[Excerpt from a dataset]
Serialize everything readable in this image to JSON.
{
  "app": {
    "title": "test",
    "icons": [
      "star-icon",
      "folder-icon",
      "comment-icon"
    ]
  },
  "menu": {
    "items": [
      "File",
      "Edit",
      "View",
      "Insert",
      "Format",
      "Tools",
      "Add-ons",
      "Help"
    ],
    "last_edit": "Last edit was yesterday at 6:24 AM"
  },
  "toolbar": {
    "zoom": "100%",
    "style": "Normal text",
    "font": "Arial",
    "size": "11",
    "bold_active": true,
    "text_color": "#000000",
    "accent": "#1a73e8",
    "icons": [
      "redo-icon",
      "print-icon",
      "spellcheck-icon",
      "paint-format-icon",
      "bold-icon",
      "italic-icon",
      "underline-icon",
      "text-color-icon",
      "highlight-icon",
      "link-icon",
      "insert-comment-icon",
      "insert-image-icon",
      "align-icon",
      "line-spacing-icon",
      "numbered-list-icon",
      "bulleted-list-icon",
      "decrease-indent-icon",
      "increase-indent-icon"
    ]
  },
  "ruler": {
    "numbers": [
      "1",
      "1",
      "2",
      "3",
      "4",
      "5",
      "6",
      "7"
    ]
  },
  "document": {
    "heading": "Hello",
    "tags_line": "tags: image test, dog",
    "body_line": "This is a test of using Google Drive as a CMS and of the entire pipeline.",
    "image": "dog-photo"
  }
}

* Work instructions *
Reproduce the full listing exactly.

* Task output *
Serialize everything readable in this image to JSON.
{
  "app": {
    "title": "test",
    "icons": [
      "star-icon",
      "folder-icon",
      "comment-icon"
    ]
  },
  "menu": {
    "items": [
      "File",
      "Edit",
      "View",
      "Insert",
      "Format",
      "Tools",
      "Add-ons",
      "Help"
    ],
    "last_edit": "Last edit was yesterday at 6:24 AM"
  },
  "toolbar": {
    "zoom": "100%",
    "style": "Normal text",
    "font": "Arial",
    "size": "11",
    "bold_active": true,
    "text_color": "#000000",
    "accent": "#1a73e8",
    "icons": [
      "redo-icon",
      "print-icon",
      "spellcheck-icon",
      "paint-format-icon",
      "bold-icon",
      "italic-icon",
      "underline-icon",
      "text-color-icon",
      "highlight-icon",
      "link-icon",
      "insert-comment-icon",
      "insert-image-icon",
      "align-icon",
      "line-spacing-icon",
      "numbered-list-icon",
      "bulleted-list-icon",
      "decrease-indent-icon",
      "increase-indent-icon"
    ]
  },
  "ruler": {
    "numbers": [
      "1",
      "1",
      "2",
      "3",
      "4",
      "5",
      "6",
      "7"
    ]
  },
  "document": {
    "heading": "Hello",
    "tags_line": "tags: image test, dog",
    "body_line": "This is a test of using Google Drive as a CMS and of the entire pipeline.",
    "image": "dog-photo"
  }
}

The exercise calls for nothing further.